→ THE TASK
Every line of the records must be repeated exactly; pictures stay out.

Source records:
☆ ☆ ☆ ☆ ☆ ☆ ☆

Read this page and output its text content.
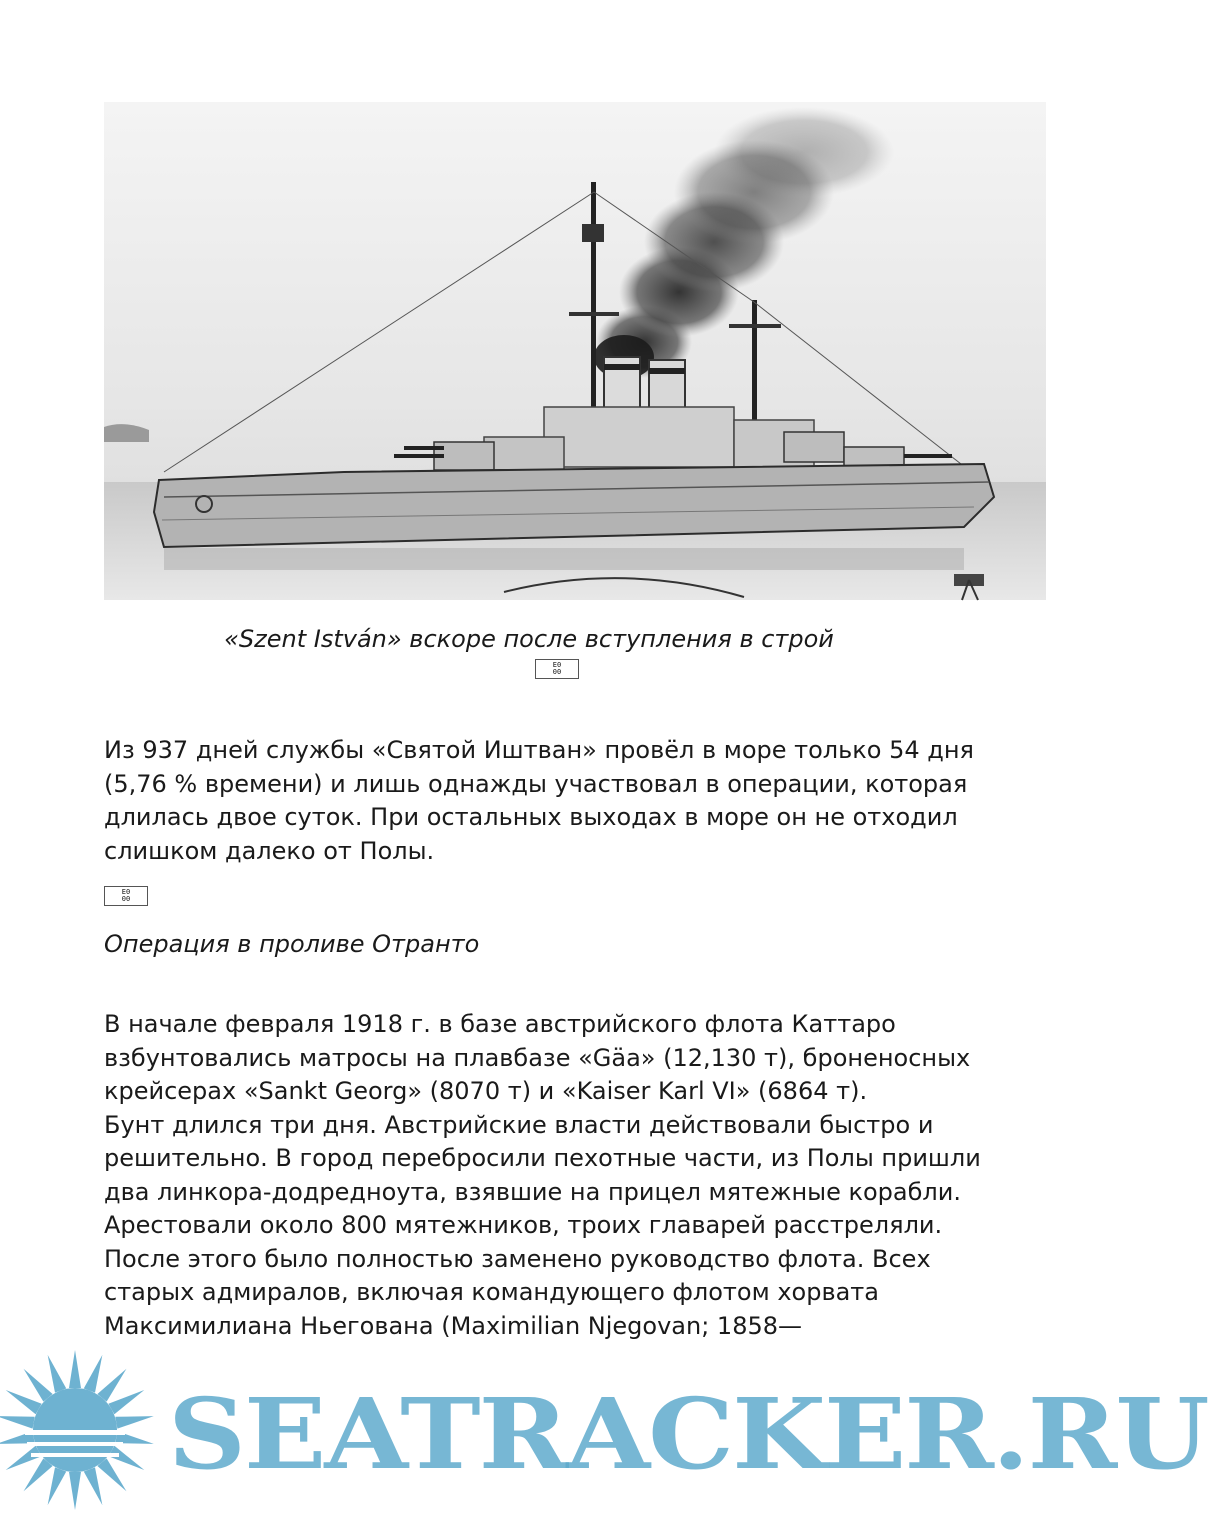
«Szent István» вскоре после вступления в строй
E0
00

Из 937 дней службы «Святой Иштван» провёл в море только 54 дня (5,76 % времени) и лишь однажды участвовал в операции, которая длилась двое суток. При остальных выходах в море он не отходил слишком далеко от Полы.

E0
00
Операция в проливе Отранто
В начале февраля 1918 г. в базе австрийского флота Каттаро взбунтовались матросы на плавбазе «Gäa» (12,130 т), броненосных крейсерах «Sankt Georg» (8070 т) и «Kaiser Karl VI» (6864 т).
Бунт длился три дня. Австрийские власти действовали быстро и решительно. В город перебросили пехотные части, из Полы пришли два линкора-додредноута, взявшие на прицел мятежные корабли. Арестовали около 800 мятежников, троих главарей расстреляли.
После этого было полностью заменено руководство флота. Всех старых адмиралов, включая командующего флотом хорвата Максимилиана Ньегована (Maximilian Njegovan; 1858—
SEATRACKER.RU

☆ ☆ ☆ ☆ ☆ ☆ ☆

→ TASK OUTPUT
Read this page and output its text content.
«Szent István» вскоре после вступления в строй
E0
00

Из 937 дней службы «Святой Иштван» провёл в море только 54 дня (5,76 % времени) и лишь однажды участвовал в операции, которая длилась двое суток. При остальных выходах в море он не отходил слишком далеко от Полы.

E0
00
Операция в проливе Отранто
В начале февраля 1918 г. в базе австрийского флота Каттаро взбунтовались матросы на плавбазе «Gäa» (12,130 т), броненосных крейсерах «Sankt Georg» (8070 т) и «Kaiser Karl VI» (6864 т).
Бунт длился три дня. Австрийские власти действовали быстро и решительно. В город перебросили пехотные части, из Полы пришли два линкора-додредноута, взявшие на прицел мятежные корабли. Арестовали около 800 мятежников, троих главарей расстреляли.
После этого было полностью заменено руководство флота. Всех старых адмиралов, включая командующего флотом хорвата Максимилиана Ньегована (Maximilian Njegovan; 1858—
SEATRACKER.RU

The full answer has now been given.